• EXTRACT:
Menlaan wrote:Let's get more background. How long have you been dating? Did you once live in the same place? When things were good, how often did you talk? What percent of the time did he call you?

With what you've said, I think it's probably time to let this one go. Long distance is tough enough to make work when both people are committed to trying. He's clearly not trying. I know it hurts, but all you need is time and you'll get over it.


We have been online dating since NOV 2004, Real life dating since Feb 10th 2005. When he came to Malaysia, he lived in my house for half a year then we both flew to Denmark. When things were good we talk almost everyday. I call him 80% of the time cuz he still hasn't found a job.


Darcler wrote:Ugh drop him.
This is the same behavior my ex had before he dropped me.
He was stationed in Japan at the time so we were doing the long distance thing.

After awhile, he started blowing me off to play a game or he just wouldnt log on AIM when he was on break from watch. I had revolved my whole life around him and his schedule in Japan and he would just blow me off.

I had(have) dependency issues so I wouldnt recognize this as him blowing me off, I saw it as him just being tired, whatever.
I finally confronted him about it, and he said he was tired of dragging it out just to save my feelings and he dumped me. He's the only guy to ever dump me so I was crushed, I still have sore feelinsg about it now, 3or so years later.

Get rid of him now before you get hurt.

This is what i feel deeply. but hearing a little from his brother and my friends it may be elsewise.
----------------------------------------------------------------------------
Here is the update : -

I called him on Monday night.. When australia was playing..I asked him what's wrong why didn't he call me.. his reply "i dont know" I asked him were we still together? his reply"i dont know" i asked him does he still love me?? His answer " i dont know" During that moment.. it felt like the world paused.I really thought exactly what Darcler said. Then he said this statement "B, Friday i got rejected from work interview again. I don't think it's ever possible for you to come Denmark. Both u and me can't afford it."

• DATASET SECTION:
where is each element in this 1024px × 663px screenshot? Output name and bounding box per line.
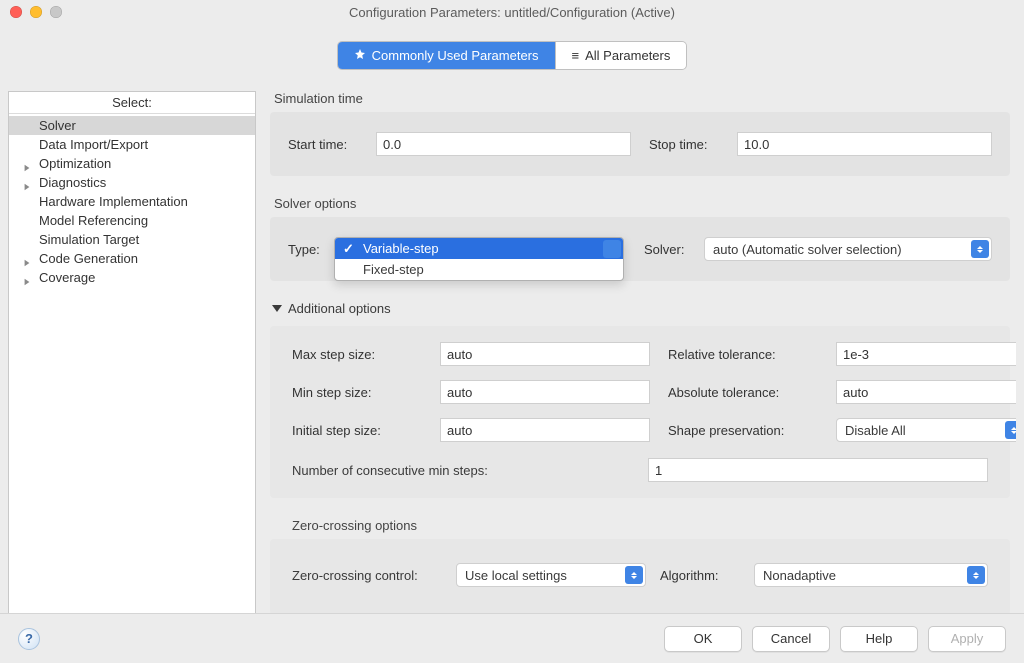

• WHAT YOU WILL DO: Print the entire forum post about the long-distance relationship, word for word. The material comes from a different source than the forum post.

• TASK RESULT:
Menlaan wrote:Let's get more background. How long have you been dating? Did you once live in the same place? When things were good, how often did you talk? What percent of the time did he call you?

With what you've said, I think it's probably time to let this one go. Long distance is tough enough to make work when both people are committed to trying. He's clearly not trying. I know it hurts, but all you need is time and you'll get over it.


We have been online dating since NOV 2004, Real life dating since Feb 10th 2005. When he came to Malaysia, he lived in my house for half a year then we both flew to Denmark. When things were good we talk almost everyday. I call him 80% of the time cuz he still hasn't found a job.


Darcler wrote:Ugh drop him.
This is the same behavior my ex had before he dropped me.
He was stationed in Japan at the time so we were doing the long distance thing.

After awhile, he started blowing me off to play a game or he just wouldnt log on AIM when he was on break from watch. I had revolved my whole life around him and his schedule in Japan and he would just blow me off.

I had(have) dependency issues so I wouldnt recognize this as him blowing me off, I saw it as him just being tired, whatever.
I finally confronted him about it, and he said he was tired of dragging it out just to save my feelings and he dumped me. He's the only guy to ever dump me so I was crushed, I still have sore feelinsg about it now, 3or so years later.

Get rid of him now before you get hurt.

This is what i feel deeply. but hearing a little from his brother and my friends it may be elsewise.
----------------------------------------------------------------------------
Here is the update : -

I called him on Monday night.. When australia was playing..I asked him what's wrong why didn't he call me.. his reply "i dont know" I asked him were we still together? his reply"i dont know" i asked him does he still love me?? His answer " i dont know" During that moment.. it felt like the world paused.I really thought exactly what Darcler said. Then he said this statement "B, Friday i got rejected from work interview again. I don't think it's ever possible for you to come Denmark. Both u and me can't afford it."